*WHAT IS NEEDED*: Work out how many lines in the data hold the word "Primäre", and reply with that number only.

*DATASET*:
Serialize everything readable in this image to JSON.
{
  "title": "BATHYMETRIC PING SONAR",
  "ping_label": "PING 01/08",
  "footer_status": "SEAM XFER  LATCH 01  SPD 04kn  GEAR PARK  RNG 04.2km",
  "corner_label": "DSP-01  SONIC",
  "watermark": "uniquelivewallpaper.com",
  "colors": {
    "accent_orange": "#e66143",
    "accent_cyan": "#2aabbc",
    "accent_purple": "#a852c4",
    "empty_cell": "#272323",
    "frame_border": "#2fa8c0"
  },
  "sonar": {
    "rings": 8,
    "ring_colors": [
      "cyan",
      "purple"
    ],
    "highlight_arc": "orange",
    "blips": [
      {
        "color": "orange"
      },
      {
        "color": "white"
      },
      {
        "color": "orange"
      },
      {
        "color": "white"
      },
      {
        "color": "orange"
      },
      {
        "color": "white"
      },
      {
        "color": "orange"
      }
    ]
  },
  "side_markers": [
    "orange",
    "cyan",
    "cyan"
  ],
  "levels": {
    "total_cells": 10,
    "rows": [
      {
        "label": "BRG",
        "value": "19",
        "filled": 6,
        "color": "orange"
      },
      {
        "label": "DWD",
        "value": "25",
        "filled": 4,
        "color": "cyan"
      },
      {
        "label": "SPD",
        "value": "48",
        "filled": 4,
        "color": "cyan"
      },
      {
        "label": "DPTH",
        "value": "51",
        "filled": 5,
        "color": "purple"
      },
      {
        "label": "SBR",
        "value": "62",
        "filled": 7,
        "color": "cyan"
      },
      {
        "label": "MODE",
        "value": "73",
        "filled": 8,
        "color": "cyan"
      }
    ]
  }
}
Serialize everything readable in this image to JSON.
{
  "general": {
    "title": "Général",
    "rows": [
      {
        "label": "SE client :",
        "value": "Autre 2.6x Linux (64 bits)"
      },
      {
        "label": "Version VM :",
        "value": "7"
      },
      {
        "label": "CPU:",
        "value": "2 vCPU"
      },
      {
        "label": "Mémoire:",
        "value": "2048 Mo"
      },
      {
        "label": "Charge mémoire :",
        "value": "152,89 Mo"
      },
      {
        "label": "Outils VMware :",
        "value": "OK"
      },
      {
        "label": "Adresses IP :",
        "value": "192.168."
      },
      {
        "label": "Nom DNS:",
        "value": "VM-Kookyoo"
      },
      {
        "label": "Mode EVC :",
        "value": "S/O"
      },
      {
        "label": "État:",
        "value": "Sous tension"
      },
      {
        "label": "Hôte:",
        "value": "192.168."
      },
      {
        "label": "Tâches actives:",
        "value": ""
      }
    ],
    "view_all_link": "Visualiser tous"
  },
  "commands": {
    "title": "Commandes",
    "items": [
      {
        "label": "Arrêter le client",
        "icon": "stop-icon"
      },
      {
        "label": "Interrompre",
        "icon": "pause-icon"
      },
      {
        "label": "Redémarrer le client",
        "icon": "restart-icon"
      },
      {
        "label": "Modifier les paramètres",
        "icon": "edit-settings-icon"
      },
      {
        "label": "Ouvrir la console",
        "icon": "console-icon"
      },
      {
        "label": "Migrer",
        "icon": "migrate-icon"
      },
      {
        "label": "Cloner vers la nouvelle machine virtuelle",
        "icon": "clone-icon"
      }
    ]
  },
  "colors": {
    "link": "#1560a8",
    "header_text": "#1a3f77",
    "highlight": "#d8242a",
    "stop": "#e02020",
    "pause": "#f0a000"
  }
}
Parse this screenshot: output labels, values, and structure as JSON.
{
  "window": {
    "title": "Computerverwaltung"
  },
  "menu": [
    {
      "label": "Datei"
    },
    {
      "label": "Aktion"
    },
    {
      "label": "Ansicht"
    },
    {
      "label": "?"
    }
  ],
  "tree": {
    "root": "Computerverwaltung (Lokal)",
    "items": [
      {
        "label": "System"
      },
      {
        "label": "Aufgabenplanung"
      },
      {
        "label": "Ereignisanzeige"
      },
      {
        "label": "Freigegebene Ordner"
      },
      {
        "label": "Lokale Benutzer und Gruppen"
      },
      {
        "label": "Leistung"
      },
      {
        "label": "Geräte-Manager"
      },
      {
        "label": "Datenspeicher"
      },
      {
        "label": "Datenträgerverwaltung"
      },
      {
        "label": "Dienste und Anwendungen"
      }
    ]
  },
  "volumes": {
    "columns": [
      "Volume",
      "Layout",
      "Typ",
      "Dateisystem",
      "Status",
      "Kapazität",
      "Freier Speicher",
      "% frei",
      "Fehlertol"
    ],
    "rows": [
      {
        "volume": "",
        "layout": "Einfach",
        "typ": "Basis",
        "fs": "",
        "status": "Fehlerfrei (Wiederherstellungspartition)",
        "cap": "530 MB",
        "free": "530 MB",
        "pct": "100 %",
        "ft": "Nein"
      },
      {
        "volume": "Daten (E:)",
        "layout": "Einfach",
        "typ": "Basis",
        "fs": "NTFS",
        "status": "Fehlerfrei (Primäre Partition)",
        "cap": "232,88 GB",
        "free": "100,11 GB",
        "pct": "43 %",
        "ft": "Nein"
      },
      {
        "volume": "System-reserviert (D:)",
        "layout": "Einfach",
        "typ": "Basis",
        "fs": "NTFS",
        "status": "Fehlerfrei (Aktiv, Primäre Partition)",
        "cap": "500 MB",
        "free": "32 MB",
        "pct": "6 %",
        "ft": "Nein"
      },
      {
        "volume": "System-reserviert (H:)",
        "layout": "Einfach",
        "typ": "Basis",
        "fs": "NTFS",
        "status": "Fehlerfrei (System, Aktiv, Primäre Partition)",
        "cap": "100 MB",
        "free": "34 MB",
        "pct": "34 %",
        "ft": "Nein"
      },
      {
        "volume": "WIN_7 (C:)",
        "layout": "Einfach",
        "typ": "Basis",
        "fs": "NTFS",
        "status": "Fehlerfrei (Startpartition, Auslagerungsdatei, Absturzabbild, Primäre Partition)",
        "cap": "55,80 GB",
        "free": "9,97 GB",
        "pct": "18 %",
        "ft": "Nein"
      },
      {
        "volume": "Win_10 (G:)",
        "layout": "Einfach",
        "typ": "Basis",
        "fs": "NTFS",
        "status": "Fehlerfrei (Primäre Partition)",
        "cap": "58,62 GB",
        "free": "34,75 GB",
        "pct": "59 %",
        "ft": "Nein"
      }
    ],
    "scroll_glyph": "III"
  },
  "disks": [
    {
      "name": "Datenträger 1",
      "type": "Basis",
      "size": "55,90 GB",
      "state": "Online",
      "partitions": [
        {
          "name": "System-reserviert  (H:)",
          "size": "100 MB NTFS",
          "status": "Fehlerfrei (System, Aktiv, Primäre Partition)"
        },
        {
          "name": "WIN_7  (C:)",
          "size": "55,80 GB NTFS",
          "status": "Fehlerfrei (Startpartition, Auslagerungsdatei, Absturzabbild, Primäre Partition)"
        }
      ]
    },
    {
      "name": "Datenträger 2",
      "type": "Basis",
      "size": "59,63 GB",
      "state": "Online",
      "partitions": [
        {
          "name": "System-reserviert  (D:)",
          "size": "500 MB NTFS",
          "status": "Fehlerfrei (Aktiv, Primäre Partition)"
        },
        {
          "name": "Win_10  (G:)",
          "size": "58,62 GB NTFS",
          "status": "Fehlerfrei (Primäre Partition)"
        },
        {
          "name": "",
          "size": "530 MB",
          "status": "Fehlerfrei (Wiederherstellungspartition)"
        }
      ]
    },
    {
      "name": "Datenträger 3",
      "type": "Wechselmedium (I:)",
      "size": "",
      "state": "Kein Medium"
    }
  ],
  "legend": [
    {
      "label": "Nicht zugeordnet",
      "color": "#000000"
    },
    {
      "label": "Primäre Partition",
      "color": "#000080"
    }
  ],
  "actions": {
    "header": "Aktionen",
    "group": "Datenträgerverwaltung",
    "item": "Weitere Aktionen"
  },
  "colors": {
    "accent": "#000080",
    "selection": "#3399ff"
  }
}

*REPLY*: 10